### [BRIEF]
Pull out from the material below all lines with "lower".

--- Begin RECORDS SHOWN ---

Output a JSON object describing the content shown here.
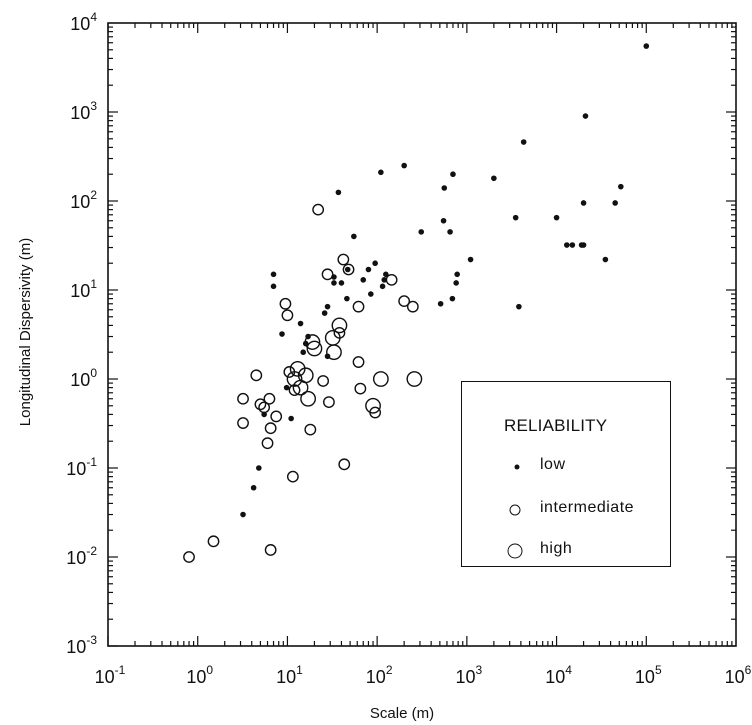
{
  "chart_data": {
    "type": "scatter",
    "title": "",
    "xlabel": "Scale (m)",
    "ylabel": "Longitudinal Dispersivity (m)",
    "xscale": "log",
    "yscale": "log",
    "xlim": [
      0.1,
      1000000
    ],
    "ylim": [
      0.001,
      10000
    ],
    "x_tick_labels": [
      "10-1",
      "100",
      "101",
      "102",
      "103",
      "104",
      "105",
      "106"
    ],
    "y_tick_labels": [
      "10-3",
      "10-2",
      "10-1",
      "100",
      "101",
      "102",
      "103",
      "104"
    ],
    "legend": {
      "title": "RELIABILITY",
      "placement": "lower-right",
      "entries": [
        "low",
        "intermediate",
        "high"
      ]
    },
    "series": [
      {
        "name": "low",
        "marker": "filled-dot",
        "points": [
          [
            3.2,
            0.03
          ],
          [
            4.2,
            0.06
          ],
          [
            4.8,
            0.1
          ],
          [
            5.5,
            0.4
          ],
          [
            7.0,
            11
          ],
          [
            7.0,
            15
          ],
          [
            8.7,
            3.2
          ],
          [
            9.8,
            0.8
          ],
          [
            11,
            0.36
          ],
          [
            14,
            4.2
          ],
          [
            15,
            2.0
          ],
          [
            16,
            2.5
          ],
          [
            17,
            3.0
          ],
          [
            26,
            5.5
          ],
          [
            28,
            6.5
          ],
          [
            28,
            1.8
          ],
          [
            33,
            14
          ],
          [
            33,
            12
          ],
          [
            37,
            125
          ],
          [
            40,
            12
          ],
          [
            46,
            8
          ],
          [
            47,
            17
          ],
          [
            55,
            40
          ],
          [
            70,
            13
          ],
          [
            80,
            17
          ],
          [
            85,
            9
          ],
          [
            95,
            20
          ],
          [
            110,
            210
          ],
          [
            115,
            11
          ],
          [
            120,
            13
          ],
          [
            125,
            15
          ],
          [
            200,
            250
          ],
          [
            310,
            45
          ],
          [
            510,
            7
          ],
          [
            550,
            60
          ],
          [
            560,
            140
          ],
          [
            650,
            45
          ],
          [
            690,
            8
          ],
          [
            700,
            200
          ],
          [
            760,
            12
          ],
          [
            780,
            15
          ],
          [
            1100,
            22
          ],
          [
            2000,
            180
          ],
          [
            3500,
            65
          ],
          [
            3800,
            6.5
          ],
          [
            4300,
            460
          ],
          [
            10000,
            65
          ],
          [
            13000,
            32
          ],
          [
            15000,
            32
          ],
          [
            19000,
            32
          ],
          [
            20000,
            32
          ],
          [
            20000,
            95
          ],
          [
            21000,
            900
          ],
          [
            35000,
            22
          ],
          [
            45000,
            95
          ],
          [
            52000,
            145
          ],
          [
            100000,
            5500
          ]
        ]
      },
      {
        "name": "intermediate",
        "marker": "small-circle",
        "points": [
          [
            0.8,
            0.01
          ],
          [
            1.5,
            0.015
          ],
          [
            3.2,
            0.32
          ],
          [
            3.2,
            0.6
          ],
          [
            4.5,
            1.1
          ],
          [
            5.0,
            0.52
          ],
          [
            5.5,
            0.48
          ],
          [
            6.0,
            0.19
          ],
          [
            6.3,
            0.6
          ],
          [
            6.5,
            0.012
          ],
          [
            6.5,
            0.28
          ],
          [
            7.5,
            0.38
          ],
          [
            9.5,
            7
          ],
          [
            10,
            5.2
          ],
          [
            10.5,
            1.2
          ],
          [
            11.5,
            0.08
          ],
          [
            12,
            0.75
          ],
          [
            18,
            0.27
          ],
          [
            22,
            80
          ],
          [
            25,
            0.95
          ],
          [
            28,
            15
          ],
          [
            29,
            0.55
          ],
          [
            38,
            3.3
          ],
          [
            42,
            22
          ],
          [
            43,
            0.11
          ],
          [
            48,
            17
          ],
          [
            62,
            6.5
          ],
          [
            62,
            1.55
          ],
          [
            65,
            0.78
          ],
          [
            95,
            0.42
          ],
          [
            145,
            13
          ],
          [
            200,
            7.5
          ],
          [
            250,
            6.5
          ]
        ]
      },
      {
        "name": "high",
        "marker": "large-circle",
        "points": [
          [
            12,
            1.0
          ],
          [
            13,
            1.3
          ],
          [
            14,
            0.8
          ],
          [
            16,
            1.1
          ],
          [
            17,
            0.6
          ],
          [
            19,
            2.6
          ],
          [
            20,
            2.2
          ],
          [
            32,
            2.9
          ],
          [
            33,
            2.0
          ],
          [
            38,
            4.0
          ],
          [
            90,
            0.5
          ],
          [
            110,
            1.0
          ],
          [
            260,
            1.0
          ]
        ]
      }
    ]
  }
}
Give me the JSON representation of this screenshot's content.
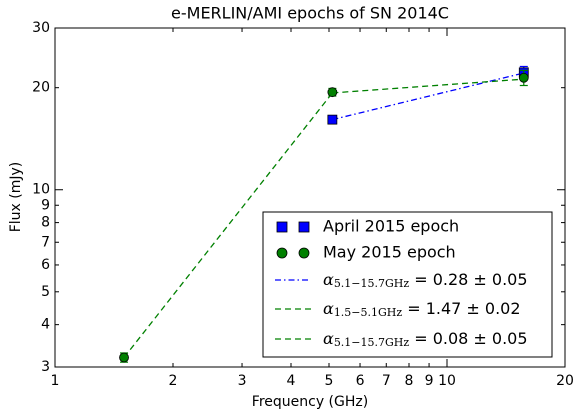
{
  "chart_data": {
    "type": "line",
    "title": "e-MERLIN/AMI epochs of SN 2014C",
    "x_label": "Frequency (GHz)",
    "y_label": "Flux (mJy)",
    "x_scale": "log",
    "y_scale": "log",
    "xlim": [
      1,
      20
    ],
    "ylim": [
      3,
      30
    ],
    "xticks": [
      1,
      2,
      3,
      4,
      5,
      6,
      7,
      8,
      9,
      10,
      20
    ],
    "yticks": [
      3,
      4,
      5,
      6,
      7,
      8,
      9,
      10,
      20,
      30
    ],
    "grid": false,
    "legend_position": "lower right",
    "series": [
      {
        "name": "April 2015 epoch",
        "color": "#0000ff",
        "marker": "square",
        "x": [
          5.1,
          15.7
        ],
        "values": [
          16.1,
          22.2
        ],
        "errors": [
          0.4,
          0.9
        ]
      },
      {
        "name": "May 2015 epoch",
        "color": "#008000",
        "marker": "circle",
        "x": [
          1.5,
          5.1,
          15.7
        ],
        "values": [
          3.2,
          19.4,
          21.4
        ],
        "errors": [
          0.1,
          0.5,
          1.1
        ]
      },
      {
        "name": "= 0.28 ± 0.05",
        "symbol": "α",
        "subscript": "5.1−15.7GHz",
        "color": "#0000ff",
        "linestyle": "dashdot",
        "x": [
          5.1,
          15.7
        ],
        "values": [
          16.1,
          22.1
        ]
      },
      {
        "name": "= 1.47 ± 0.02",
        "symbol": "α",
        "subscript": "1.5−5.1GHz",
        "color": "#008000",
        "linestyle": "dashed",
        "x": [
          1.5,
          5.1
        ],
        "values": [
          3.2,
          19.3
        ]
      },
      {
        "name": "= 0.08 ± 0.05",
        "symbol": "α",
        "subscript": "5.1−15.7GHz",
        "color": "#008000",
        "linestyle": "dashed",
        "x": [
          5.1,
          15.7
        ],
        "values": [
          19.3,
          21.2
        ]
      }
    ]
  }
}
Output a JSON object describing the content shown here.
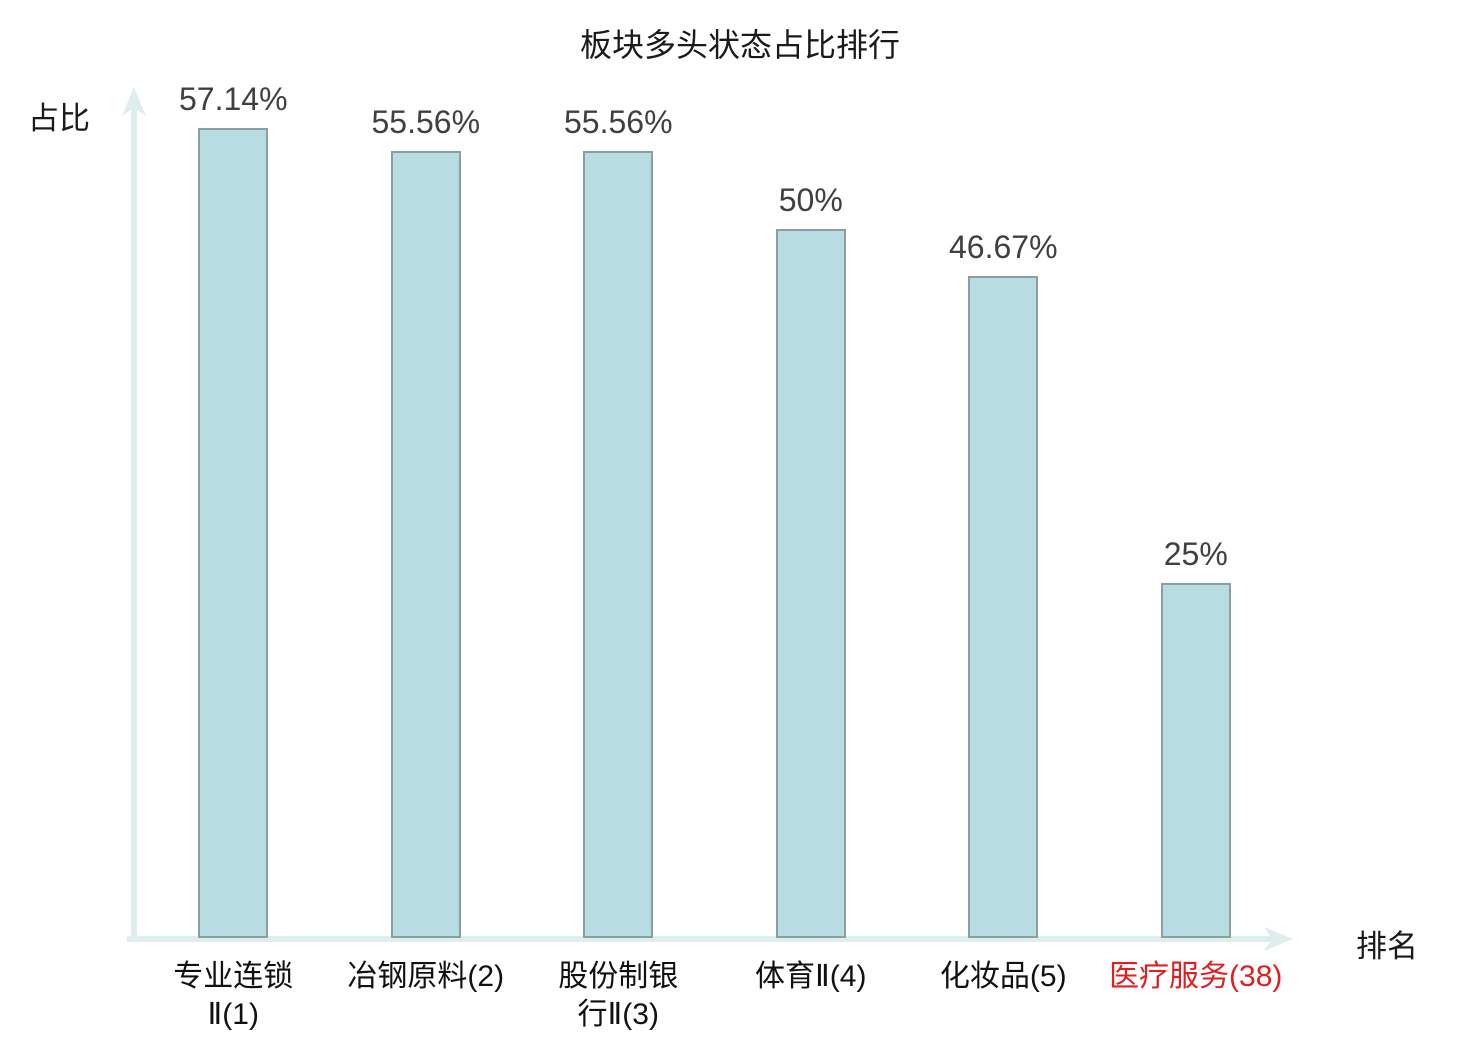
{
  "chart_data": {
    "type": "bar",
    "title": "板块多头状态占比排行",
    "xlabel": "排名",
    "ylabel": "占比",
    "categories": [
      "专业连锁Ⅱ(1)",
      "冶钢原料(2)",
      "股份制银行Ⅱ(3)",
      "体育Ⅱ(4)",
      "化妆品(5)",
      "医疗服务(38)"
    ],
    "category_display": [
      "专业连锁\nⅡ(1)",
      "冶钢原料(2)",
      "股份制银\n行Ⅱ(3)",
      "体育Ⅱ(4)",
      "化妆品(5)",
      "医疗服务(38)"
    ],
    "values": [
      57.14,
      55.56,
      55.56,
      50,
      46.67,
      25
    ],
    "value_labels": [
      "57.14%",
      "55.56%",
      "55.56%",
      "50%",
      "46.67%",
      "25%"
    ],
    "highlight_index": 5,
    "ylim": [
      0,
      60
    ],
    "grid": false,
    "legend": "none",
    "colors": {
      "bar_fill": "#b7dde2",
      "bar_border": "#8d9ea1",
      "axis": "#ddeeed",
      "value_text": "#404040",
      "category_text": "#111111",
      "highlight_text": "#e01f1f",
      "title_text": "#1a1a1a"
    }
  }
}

--- End RECORDS SHOWN ---

### [OUTPUT FOR THIS EXERCISE]
      "placement": "lower-right",
    "legend_position": "lower right",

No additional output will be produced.